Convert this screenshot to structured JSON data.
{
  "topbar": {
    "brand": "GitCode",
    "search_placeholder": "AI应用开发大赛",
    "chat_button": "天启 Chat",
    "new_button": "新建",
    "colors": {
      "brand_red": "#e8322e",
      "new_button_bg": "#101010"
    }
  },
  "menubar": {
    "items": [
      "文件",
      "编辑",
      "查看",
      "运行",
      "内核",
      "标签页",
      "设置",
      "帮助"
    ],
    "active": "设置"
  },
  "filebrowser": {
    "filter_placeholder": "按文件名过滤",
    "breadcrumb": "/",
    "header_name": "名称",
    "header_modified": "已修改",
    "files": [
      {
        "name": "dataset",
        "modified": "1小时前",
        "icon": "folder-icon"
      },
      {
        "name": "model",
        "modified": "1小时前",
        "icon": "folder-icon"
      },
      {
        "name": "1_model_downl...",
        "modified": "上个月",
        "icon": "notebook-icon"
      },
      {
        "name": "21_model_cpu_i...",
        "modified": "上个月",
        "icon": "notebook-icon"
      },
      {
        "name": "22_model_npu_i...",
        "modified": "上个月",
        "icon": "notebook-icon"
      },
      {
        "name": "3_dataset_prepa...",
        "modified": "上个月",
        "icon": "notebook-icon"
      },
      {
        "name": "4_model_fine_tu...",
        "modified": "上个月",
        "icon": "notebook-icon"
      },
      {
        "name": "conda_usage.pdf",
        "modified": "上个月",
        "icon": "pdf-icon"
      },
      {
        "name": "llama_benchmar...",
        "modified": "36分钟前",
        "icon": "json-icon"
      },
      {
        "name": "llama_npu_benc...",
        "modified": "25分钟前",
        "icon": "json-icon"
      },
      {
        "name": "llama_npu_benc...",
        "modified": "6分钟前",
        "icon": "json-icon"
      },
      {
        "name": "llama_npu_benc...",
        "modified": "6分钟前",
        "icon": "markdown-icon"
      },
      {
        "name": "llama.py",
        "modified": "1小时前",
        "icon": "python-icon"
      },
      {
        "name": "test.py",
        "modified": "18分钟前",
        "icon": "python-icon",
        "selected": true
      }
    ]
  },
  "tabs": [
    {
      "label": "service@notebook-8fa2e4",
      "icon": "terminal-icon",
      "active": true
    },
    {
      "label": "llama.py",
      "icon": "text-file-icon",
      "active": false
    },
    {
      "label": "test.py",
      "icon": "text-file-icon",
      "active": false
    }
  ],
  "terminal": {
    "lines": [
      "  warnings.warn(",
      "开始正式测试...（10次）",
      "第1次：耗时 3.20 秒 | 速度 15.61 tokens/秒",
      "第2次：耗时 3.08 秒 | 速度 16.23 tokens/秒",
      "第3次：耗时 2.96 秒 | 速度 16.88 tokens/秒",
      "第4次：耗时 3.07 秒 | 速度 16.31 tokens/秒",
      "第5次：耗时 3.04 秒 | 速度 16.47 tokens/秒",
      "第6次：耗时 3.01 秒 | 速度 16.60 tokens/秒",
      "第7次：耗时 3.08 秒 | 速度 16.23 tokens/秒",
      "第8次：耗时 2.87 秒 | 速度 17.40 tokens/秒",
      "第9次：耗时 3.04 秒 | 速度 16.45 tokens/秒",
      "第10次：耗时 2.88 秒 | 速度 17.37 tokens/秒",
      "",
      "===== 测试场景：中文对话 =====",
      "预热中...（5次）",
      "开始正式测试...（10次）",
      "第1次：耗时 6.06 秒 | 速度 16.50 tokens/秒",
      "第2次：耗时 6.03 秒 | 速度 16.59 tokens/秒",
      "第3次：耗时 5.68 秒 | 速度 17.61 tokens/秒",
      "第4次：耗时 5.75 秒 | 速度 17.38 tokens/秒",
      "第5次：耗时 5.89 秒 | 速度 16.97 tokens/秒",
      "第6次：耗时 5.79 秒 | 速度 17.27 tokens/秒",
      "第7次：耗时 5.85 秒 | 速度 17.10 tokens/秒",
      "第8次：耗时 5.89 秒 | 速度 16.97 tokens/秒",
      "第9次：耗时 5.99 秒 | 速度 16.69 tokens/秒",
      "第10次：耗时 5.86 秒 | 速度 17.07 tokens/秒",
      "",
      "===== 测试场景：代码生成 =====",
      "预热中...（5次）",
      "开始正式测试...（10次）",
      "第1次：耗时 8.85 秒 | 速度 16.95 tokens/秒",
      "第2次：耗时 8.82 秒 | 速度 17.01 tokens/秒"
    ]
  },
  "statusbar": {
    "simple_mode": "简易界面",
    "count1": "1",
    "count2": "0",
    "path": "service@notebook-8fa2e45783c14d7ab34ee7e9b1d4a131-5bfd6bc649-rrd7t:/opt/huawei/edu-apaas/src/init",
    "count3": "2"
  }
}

- - - - - - -

Your task: Using the listing above, locate the lines that hold "label" and copy each one.

Exercise output:
      "label": "service@notebook-8fa2e4",
      "label": "llama.py",
      "label": "test.py",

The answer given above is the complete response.